*TASK STATEMENT:* Search term "goose": copy each line of the records that contains it.

** DATA TO EXAMINE follows **

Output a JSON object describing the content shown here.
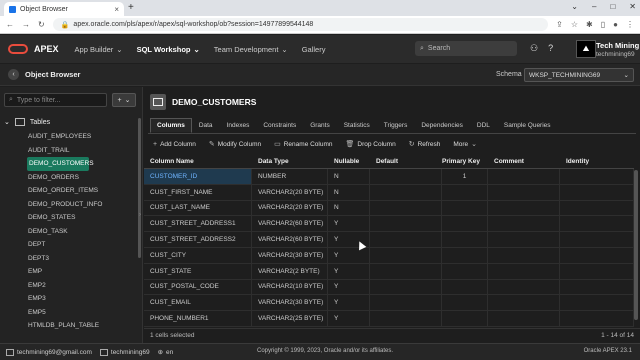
{
  "browser": {
    "tab_title": "Object Browser",
    "url": "apex.oracle.com/pls/apex/r/apex/sql-workshop/ob?session=14977899544148"
  },
  "header": {
    "app_name": "APEX",
    "nav": [
      {
        "label": "App Builder",
        "active": false
      },
      {
        "label": "SQL Workshop",
        "active": true
      },
      {
        "label": "Team Development",
        "active": false
      },
      {
        "label": "Gallery",
        "active": false
      }
    ],
    "search_placeholder": "Search",
    "user_name": "Tech Mining",
    "user_id": "techmining69"
  },
  "object_browser": {
    "title": "Object Browser",
    "schema_label": "Schema",
    "schema_value": "WKSP_TECHMINING69"
  },
  "sidebar": {
    "filter_placeholder": "Type to filter...",
    "add_label": "+",
    "section": "Tables",
    "tables": [
      "AUDIT_EMPLOYEES",
      "AUDIT_TRAIL",
      "DEMO_CUSTOMERS",
      "DEMO_ORDERS",
      "DEMO_ORDER_ITEMS",
      "DEMO_PRODUCT_INFO",
      "DEMO_STATES",
      "DEMO_TASK",
      "DEPT",
      "DEPT3",
      "EMP",
      "EMP2",
      "EMP3",
      "EMP5",
      "HTMLDB_PLAN_TABLE"
    ],
    "selected_index": 2
  },
  "main": {
    "object_name": "DEMO_CUSTOMERS",
    "tabs": [
      "Columns",
      "Data",
      "Indexes",
      "Constraints",
      "Grants",
      "Statistics",
      "Triggers",
      "Dependencies",
      "DDL",
      "Sample Queries"
    ],
    "toolbar": [
      "Add Column",
      "Modify Column",
      "Rename Column",
      "Drop Column",
      "Refresh",
      "More"
    ],
    "columns_header": [
      "Column Name",
      "Data Type",
      "Nullable",
      "Default",
      "Primary Key",
      "Comment",
      "Identity"
    ],
    "rows": [
      [
        "CUSTOMER_ID",
        "NUMBER",
        "N",
        "",
        "1",
        "",
        ""
      ],
      [
        "CUST_FIRST_NAME",
        "VARCHAR2(20 BYTE)",
        "N",
        "",
        "",
        "",
        ""
      ],
      [
        "CUST_LAST_NAME",
        "VARCHAR2(20 BYTE)",
        "N",
        "",
        "",
        "",
        ""
      ],
      [
        "CUST_STREET_ADDRESS1",
        "VARCHAR2(60 BYTE)",
        "Y",
        "",
        "",
        "",
        ""
      ],
      [
        "CUST_STREET_ADDRESS2",
        "VARCHAR2(60 BYTE)",
        "Y",
        "",
        "",
        "",
        ""
      ],
      [
        "CUST_CITY",
        "VARCHAR2(30 BYTE)",
        "Y",
        "",
        "",
        "",
        ""
      ],
      [
        "CUST_STATE",
        "VARCHAR2(2 BYTE)",
        "Y",
        "",
        "",
        "",
        ""
      ],
      [
        "CUST_POSTAL_CODE",
        "VARCHAR2(10 BYTE)",
        "Y",
        "",
        "",
        "",
        ""
      ],
      [
        "CUST_EMAIL",
        "VARCHAR2(30 BYTE)",
        "Y",
        "",
        "",
        "",
        ""
      ],
      [
        "PHONE_NUMBER1",
        "VARCHAR2(25 BYTE)",
        "Y",
        "",
        "",
        "",
        ""
      ]
    ],
    "footer_left": "1 cells selected",
    "footer_right": "1 - 14 of 14"
  },
  "statusbar": {
    "email": "techmining69@gmail.com",
    "workspace": "techmining69",
    "lang": "en",
    "copyright": "Copyright © 1999, 2023, Oracle and/or its affiliates.",
    "version": "Oracle APEX 23.1"
  }
}
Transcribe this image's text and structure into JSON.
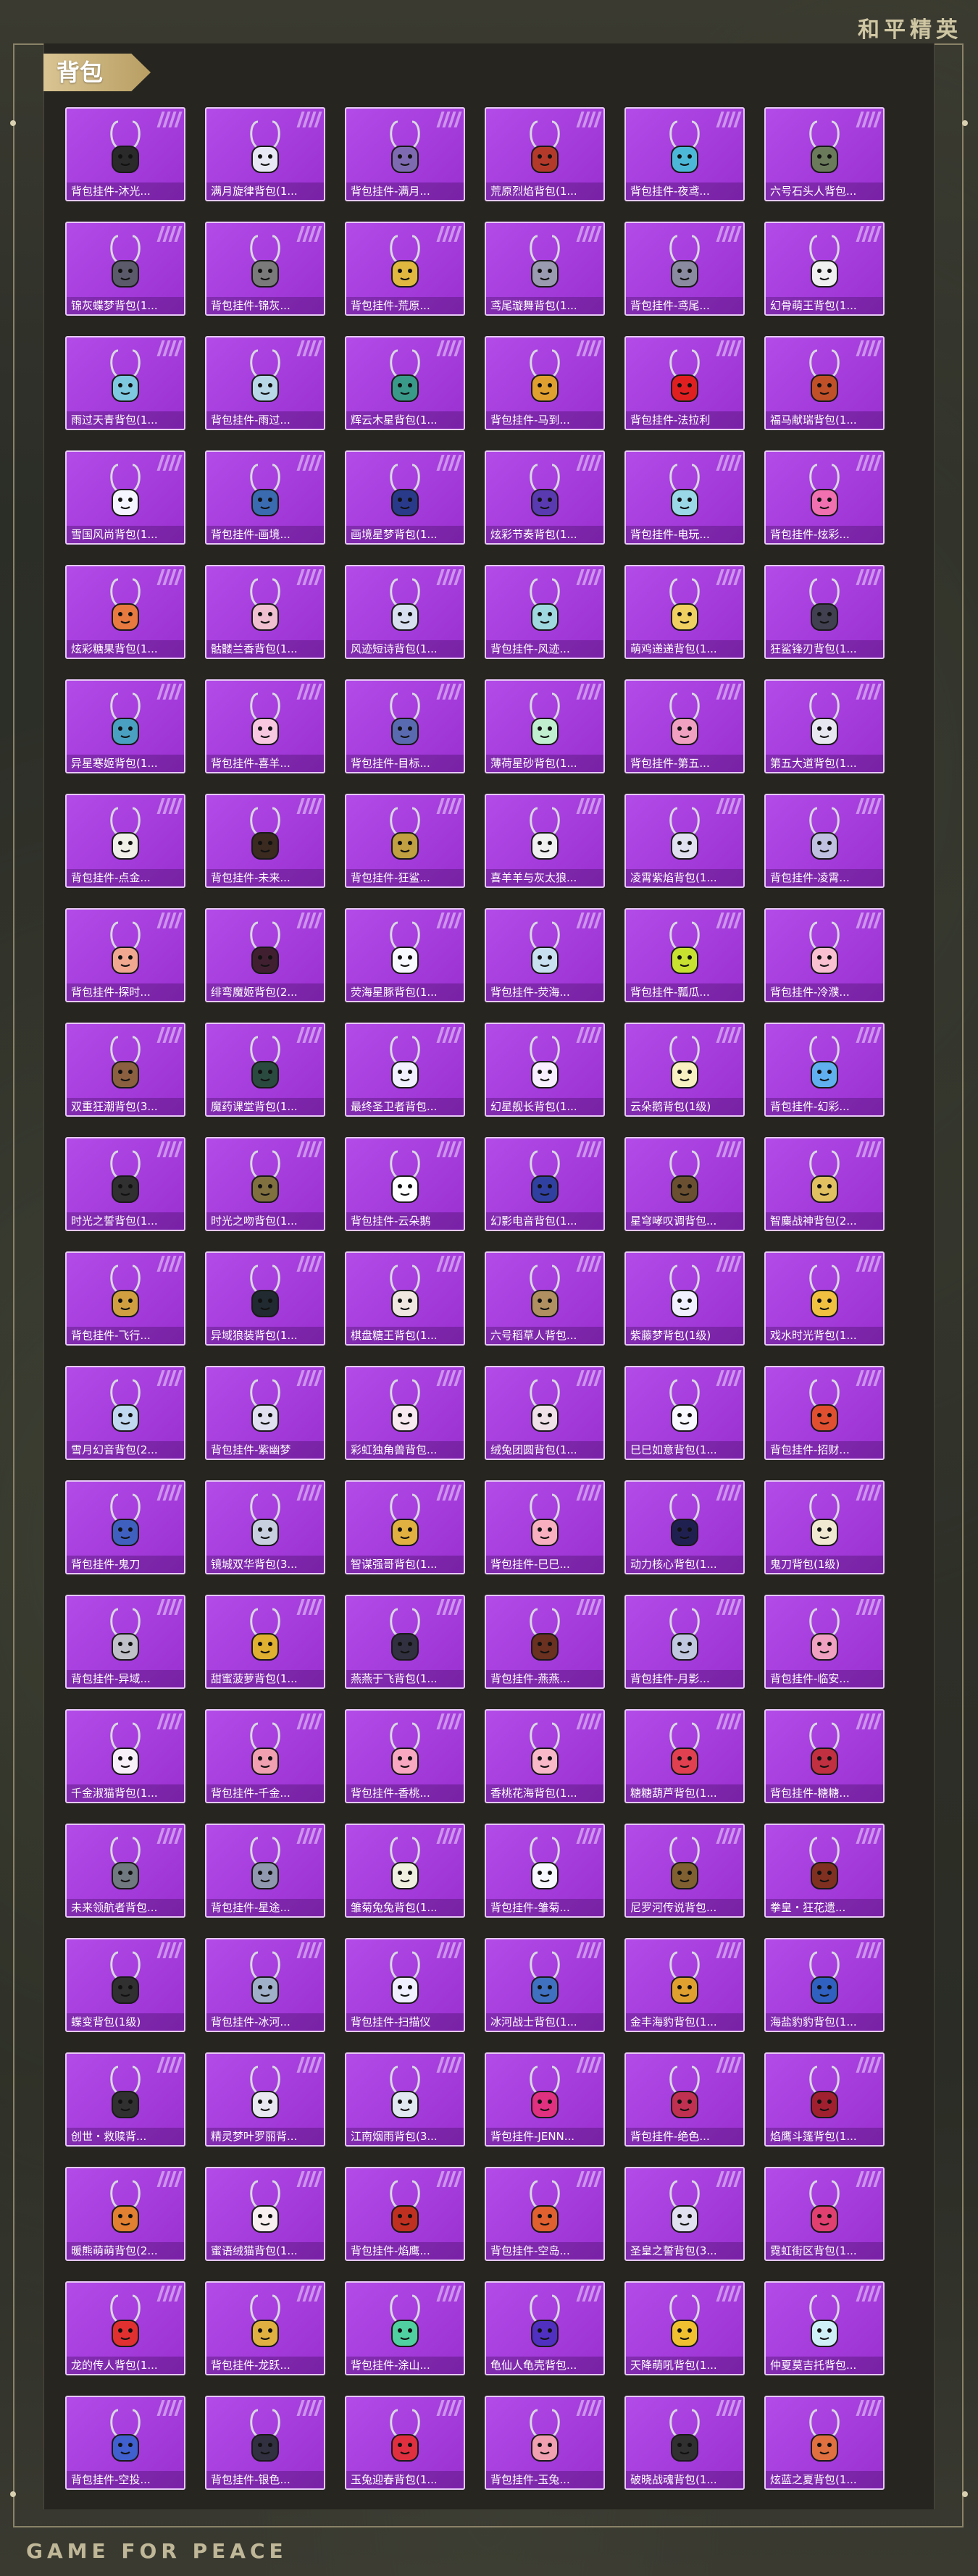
{
  "brand": {
    "cn_title": "和平精英",
    "en_footer": "GAME FOR PEACE"
  },
  "section": {
    "title": "背包"
  },
  "colors": {
    "card_purple": "#a53cdc",
    "card_border": "#e7c8f6",
    "title_gold": "#d9c493"
  },
  "items": [
    {
      "label": "背包挂件-沐光...",
      "icon": "cat-charm-icon",
      "tint": "#2a2a2a"
    },
    {
      "label": "满月旋律背包(1...",
      "icon": "moon-charm-icon",
      "tint": "#e8e8f5"
    },
    {
      "label": "背包挂件-满月...",
      "icon": "ring-charm-icon",
      "tint": "#7e6ab0"
    },
    {
      "label": "荒原烈焰背包(1...",
      "icon": "flame-backpack-icon",
      "tint": "#b33a2a"
    },
    {
      "label": "背包挂件-夜鸢...",
      "icon": "bird-charm-icon",
      "tint": "#4db7d8"
    },
    {
      "label": "六号石头人背包...",
      "icon": "stone-golem-icon",
      "tint": "#6a7a5a"
    },
    {
      "label": "锦灰蝶梦背包(1...",
      "icon": "butterfly-charm-icon",
      "tint": "#5a5a6a"
    },
    {
      "label": "背包挂件-锦灰...",
      "icon": "hook-charm-icon",
      "tint": "#7a7a7a"
    },
    {
      "label": "背包挂件-荒原...",
      "icon": "star-charm-icon",
      "tint": "#e0b840"
    },
    {
      "label": "鸢尾璇舞背包(1...",
      "icon": "blade-charm-icon",
      "tint": "#9a9ab0"
    },
    {
      "label": "背包挂件-鸢尾...",
      "icon": "feather-charm-icon",
      "tint": "#8a8aa0"
    },
    {
      "label": "幻骨萌王背包(1...",
      "icon": "skull-charm-icon",
      "tint": "#f0f0f0"
    },
    {
      "label": "雨过天青背包(1...",
      "icon": "shell-charm-icon",
      "tint": "#7ec8e0"
    },
    {
      "label": "背包挂件-雨过...",
      "icon": "sword-charm-icon",
      "tint": "#b8d8e8"
    },
    {
      "label": "辉云木星背包(1...",
      "icon": "bunny-charm-icon",
      "tint": "#3a9a8a"
    },
    {
      "label": "背包挂件-马到...",
      "icon": "horse-charm-icon",
      "tint": "#e0a030"
    },
    {
      "label": "背包挂件-法拉利",
      "icon": "ferrari-badge-icon",
      "tint": "#e02020"
    },
    {
      "label": "福马献瑞背包(1...",
      "icon": "horse-bag-icon",
      "tint": "#c05028"
    },
    {
      "label": "雪国风尚背包(1...",
      "icon": "snow-bunny-icon",
      "tint": "#f5f5ff"
    },
    {
      "label": "背包挂件-画境...",
      "icon": "brush-charm-icon",
      "tint": "#3a6ab0"
    },
    {
      "label": "画境星梦背包(1...",
      "icon": "starry-bag-icon",
      "tint": "#2a3a8a"
    },
    {
      "label": "炫彩节奏背包(1...",
      "icon": "rhythm-bag-icon",
      "tint": "#5a3ab0"
    },
    {
      "label": "背包挂件-电玩...",
      "icon": "gameboy-charm-icon",
      "tint": "#9ad8e8"
    },
    {
      "label": "背包挂件-炫彩...",
      "icon": "candy-charm-icon",
      "tint": "#f070b0"
    },
    {
      "label": "炫彩糖果背包(1...",
      "icon": "donut-bag-icon",
      "tint": "#e87a40"
    },
    {
      "label": "骷髅兰香背包(1...",
      "icon": "flower-bag-icon",
      "tint": "#f0c0d0"
    },
    {
      "label": "风迹短诗背包(1...",
      "icon": "poem-bag-icon",
      "tint": "#d8e0f0"
    },
    {
      "label": "背包挂件-风迹...",
      "icon": "crystal-charm-icon",
      "tint": "#a0d8e0"
    },
    {
      "label": "萌鸡递递背包(1...",
      "icon": "chick-bag-icon",
      "tint": "#f0d060"
    },
    {
      "label": "狂鲨锋刃背包(1...",
      "icon": "shark-bag-icon",
      "tint": "#404050"
    },
    {
      "label": "异星寒姬背包(1...",
      "icon": "ice-bag-icon",
      "tint": "#4aa0c0"
    },
    {
      "label": "背包挂件-喜羊...",
      "icon": "bow-charm-icon",
      "tint": "#f8c8e0"
    },
    {
      "label": "背包挂件-目标...",
      "icon": "target-charm-icon",
      "tint": "#5a6ab0"
    },
    {
      "label": "薄荷星砂背包(1...",
      "icon": "mint-bag-icon",
      "tint": "#c0f0d0"
    },
    {
      "label": "背包挂件-第五...",
      "icon": "pink-charm-icon",
      "tint": "#f0a0c0"
    },
    {
      "label": "第五大道背包(1...",
      "icon": "avenue-bag-icon",
      "tint": "#e8e8f0"
    },
    {
      "label": "背包挂件-点金...",
      "icon": "mask-charm-icon",
      "tint": "#f0f0e8"
    },
    {
      "label": "背包挂件-未来...",
      "icon": "pumpkin-charm-icon",
      "tint": "#3a2a20"
    },
    {
      "label": "背包挂件-狂鲨...",
      "icon": "fin-charm-icon",
      "tint": "#c0a040"
    },
    {
      "label": "喜羊羊与灰太狼...",
      "icon": "sheep-bag-icon",
      "tint": "#f0f0f0"
    },
    {
      "label": "凌霄紫焰背包(1...",
      "icon": "purple-bag-icon",
      "tint": "#e0e0f0"
    },
    {
      "label": "背包挂件-凌霄...",
      "icon": "flame-charm-icon",
      "tint": "#c0c0e0"
    },
    {
      "label": "背包挂件-探时...",
      "icon": "clock-charm-icon",
      "tint": "#f0a890"
    },
    {
      "label": "绯弯魔姬背包(2...",
      "icon": "witch-bag-icon",
      "tint": "#402030"
    },
    {
      "label": "荧海星豚背包(1...",
      "icon": "dolphin-bag-icon",
      "tint": "#f8f8ff"
    },
    {
      "label": "背包挂件-荧海...",
      "icon": "shell-charm-icon",
      "tint": "#c8e0f0"
    },
    {
      "label": "背包挂件-瓢瓜...",
      "icon": "popsicle-charm-icon",
      "tint": "#c8e030"
    },
    {
      "label": "背包挂件-冷濮...",
      "icon": "blossom-charm-icon",
      "tint": "#f8c0d0"
    },
    {
      "label": "双重狂潮背包(3...",
      "icon": "monkey-bag-icon",
      "tint": "#8a6040"
    },
    {
      "label": "魔药课堂背包(1...",
      "icon": "potion-bag-icon",
      "tint": "#2a4a40"
    },
    {
      "label": "最终圣卫者背包...",
      "icon": "guardian-bag-icon",
      "tint": "#f0f0ff"
    },
    {
      "label": "幻星舰长背包(1...",
      "icon": "captain-bag-icon",
      "tint": "#f8f0ff"
    },
    {
      "label": "云朵鹅背包(1级)",
      "icon": "goose-bag-icon",
      "tint": "#f8f0c0"
    },
    {
      "label": "背包挂件-幻彩...",
      "icon": "robot-charm-icon",
      "tint": "#60b0f0"
    },
    {
      "label": "时光之誓背包(1...",
      "icon": "time-bag-icon",
      "tint": "#303030"
    },
    {
      "label": "时光之吻背包(1...",
      "icon": "kiss-bag-icon",
      "tint": "#807040"
    },
    {
      "label": "背包挂件-云朵鹅",
      "icon": "goose-charm-icon",
      "tint": "#ffffff"
    },
    {
      "label": "幻影电音背包(1...",
      "icon": "dj-bag-icon",
      "tint": "#3040a0"
    },
    {
      "label": "星穹哮叹调背包...",
      "icon": "aria-bag-icon",
      "tint": "#6a5030"
    },
    {
      "label": "智麋战神背包(2...",
      "icon": "deer-bag-icon",
      "tint": "#e0c060"
    },
    {
      "label": "背包挂件-飞行...",
      "icon": "plane-charm-icon",
      "tint": "#d0a040"
    },
    {
      "label": "异域狼装背包(1...",
      "icon": "wolf-bag-icon",
      "tint": "#202a30"
    },
    {
      "label": "棋盘糖王背包(1...",
      "icon": "king-bag-icon",
      "tint": "#f0e8e0"
    },
    {
      "label": "六号稻草人背包...",
      "icon": "scarecrow-bag-icon",
      "tint": "#b09060"
    },
    {
      "label": "紫藤梦背包(1级)",
      "icon": "wisteria-bag-icon",
      "tint": "#f0f0ff"
    },
    {
      "label": "戏水时光背包(1...",
      "icon": "duck-bag-icon",
      "tint": "#f0c040"
    },
    {
      "label": "雪月幻音背包(2...",
      "icon": "snow-cat-bag-icon",
      "tint": "#c0d8f0"
    },
    {
      "label": "背包挂件-紫幽梦",
      "icon": "bell-charm-icon",
      "tint": "#e0e0f0"
    },
    {
      "label": "彩虹独角兽背包...",
      "icon": "unicorn-bag-icon",
      "tint": "#f8e8f0"
    },
    {
      "label": "绒兔团圆背包(1...",
      "icon": "plush-bunny-icon",
      "tint": "#f0e0e8"
    },
    {
      "label": "巳巳如意背包(1...",
      "icon": "snake-bag-icon",
      "tint": "#f8f8ff"
    },
    {
      "label": "背包挂件-招财...",
      "icon": "lucky-charm-icon",
      "tint": "#e05030"
    },
    {
      "label": "背包挂件-鬼刀",
      "icon": "ghost-blade-icon",
      "tint": "#4060c0"
    },
    {
      "label": "镜城双华背包(3...",
      "icon": "mirror-bag-icon",
      "tint": "#c8d0e0"
    },
    {
      "label": "智谋强哥背包(1...",
      "icon": "bear-bag-icon",
      "tint": "#e0b040"
    },
    {
      "label": "背包挂件-巳巳...",
      "icon": "ribbon-charm-icon",
      "tint": "#f8b0c0"
    },
    {
      "label": "动力核心背包(1...",
      "icon": "core-bag-icon",
      "tint": "#202050"
    },
    {
      "label": "鬼刀背包(1级)",
      "icon": "ghost-bag-icon",
      "tint": "#f0e8d0"
    },
    {
      "label": "背包挂件-异域...",
      "icon": "claw-charm-icon",
      "tint": "#c0c0c8"
    },
    {
      "label": "甜蜜菠萝背包(1...",
      "icon": "pineapple-bag-icon",
      "tint": "#e0b030"
    },
    {
      "label": "燕燕于飞背包(1...",
      "icon": "swallow-bag-icon",
      "tint": "#303040"
    },
    {
      "label": "背包挂件-燕燕...",
      "icon": "swallow-charm-icon",
      "tint": "#6a3020"
    },
    {
      "label": "背包挂件-月影...",
      "icon": "moon-blade-icon",
      "tint": "#c0c8e0"
    },
    {
      "label": "背包挂件-临安...",
      "icon": "fan-charm-icon",
      "tint": "#f0a0c0"
    },
    {
      "label": "千金淑猫背包(1...",
      "icon": "cat-bag-icon",
      "tint": "#f8f0f8"
    },
    {
      "label": "背包挂件-千金...",
      "icon": "cat-tail-icon",
      "tint": "#f0a0b0"
    },
    {
      "label": "背包挂件-香桃...",
      "icon": "peach-charm-icon",
      "tint": "#f8a8c0"
    },
    {
      "label": "香桃花海背包(1...",
      "icon": "peach-bag-icon",
      "tint": "#f8b8c8"
    },
    {
      "label": "糖糖葫芦背包(1...",
      "icon": "hulu-bag-icon",
      "tint": "#e04050"
    },
    {
      "label": "背包挂件-糖糖...",
      "icon": "sugar-charm-icon",
      "tint": "#c03040"
    },
    {
      "label": "未来领航者背包...",
      "icon": "navigator-bag-icon",
      "tint": "#707880"
    },
    {
      "label": "背包挂件-星途...",
      "icon": "star-path-icon",
      "tint": "#9098b0"
    },
    {
      "label": "雏菊兔兔背包(1...",
      "icon": "daisy-bunny-icon",
      "tint": "#f0f0e0"
    },
    {
      "label": "背包挂件-雏菊...",
      "icon": "daisy-charm-icon",
      "tint": "#f8f8ff"
    },
    {
      "label": "尼罗河传说背包...",
      "icon": "nile-bag-icon",
      "tint": "#806030"
    },
    {
      "label": "拳皇・狂花遗...",
      "icon": "kof-bag-icon",
      "tint": "#803020"
    },
    {
      "label": "蝶变背包(1级)",
      "icon": "butterfly-bag-icon",
      "tint": "#303030"
    },
    {
      "label": "背包挂件-冰河...",
      "icon": "ice-blade-icon",
      "tint": "#a0b0c8"
    },
    {
      "label": "背包挂件-扫描仪",
      "icon": "scanner-charm-icon",
      "tint": "#f0f0ff"
    },
    {
      "label": "冰河战士背包(1...",
      "icon": "ice-warrior-icon",
      "tint": "#4070c0"
    },
    {
      "label": "金丰海豹背包(1...",
      "icon": "seal-bag-icon",
      "tint": "#e0a030"
    },
    {
      "label": "海盐豹豹背包(1...",
      "icon": "leopard-bag-icon",
      "tint": "#3060c0"
    },
    {
      "label": "创世・救赎背...",
      "icon": "genesis-bag-icon",
      "tint": "#303030"
    },
    {
      "label": "精灵梦叶罗丽背...",
      "icon": "fairy-bag-icon",
      "tint": "#e8e8f0"
    },
    {
      "label": "江南烟雨背包(3...",
      "icon": "rain-bag-icon",
      "tint": "#e0e8f0"
    },
    {
      "label": "背包挂件-JENN...",
      "icon": "lips-charm-icon",
      "tint": "#e03080"
    },
    {
      "label": "背包挂件-绝色...",
      "icon": "rose-charm-icon",
      "tint": "#c03050"
    },
    {
      "label": "焰鹰斗篷背包(1...",
      "icon": "hawk-bag-icon",
      "tint": "#a02030"
    },
    {
      "label": "暖熊萌萌背包(2...",
      "icon": "fox-bag-icon",
      "tint": "#e08030"
    },
    {
      "label": "蜜语绒猫背包(1...",
      "icon": "honey-cat-icon",
      "tint": "#f8f0f0"
    },
    {
      "label": "背包挂件-焰鹰...",
      "icon": "hawk-charm-icon",
      "tint": "#c03020"
    },
    {
      "label": "背包挂件-空岛...",
      "icon": "sky-island-icon",
      "tint": "#e06030"
    },
    {
      "label": "圣皇之誓背包(3...",
      "icon": "emperor-bag-icon",
      "tint": "#e0e0f0"
    },
    {
      "label": "霓虹街区背包(1...",
      "icon": "neon-bag-icon",
      "tint": "#e04070"
    },
    {
      "label": "龙的传人背包(1...",
      "icon": "dragon-bag-icon",
      "tint": "#e03030"
    },
    {
      "label": "背包挂件-龙跃...",
      "icon": "dragon-charm-icon",
      "tint": "#e0b040"
    },
    {
      "label": "背包挂件-涂山...",
      "icon": "spirit-charm-icon",
      "tint": "#50d0a0"
    },
    {
      "label": "龟仙人龟壳背包...",
      "icon": "turtle-shell-icon",
      "tint": "#5030c0"
    },
    {
      "label": "天降萌吼背包(1...",
      "icon": "roar-bag-icon",
      "tint": "#f0c030"
    },
    {
      "label": "仲夏莫吉托背包...",
      "icon": "mojito-bag-icon",
      "tint": "#d0f0f8"
    },
    {
      "label": "背包挂件-空投...",
      "icon": "airdrop-charm-icon",
      "tint": "#4060d0"
    },
    {
      "label": "背包挂件-银色...",
      "icon": "silver-charm-icon",
      "tint": "#303040"
    },
    {
      "label": "玉兔迎春背包(1...",
      "icon": "rabbit-bag-icon",
      "tint": "#e03040"
    },
    {
      "label": "背包挂件-玉兔...",
      "icon": "rabbit-charm-icon",
      "tint": "#f0a0b0"
    },
    {
      "label": "破晓战魂背包(1...",
      "icon": "dawn-bag-icon",
      "tint": "#303030"
    },
    {
      "label": "炫蓝之夏背包(1...",
      "icon": "summer-bag-icon",
      "tint": "#e07040"
    }
  ]
}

** End of DATA TO EXAMINE **

*ANSWER TO THIS TASK:*
      "icon": "goose-bag-icon",
      "icon": "goose-charm-icon",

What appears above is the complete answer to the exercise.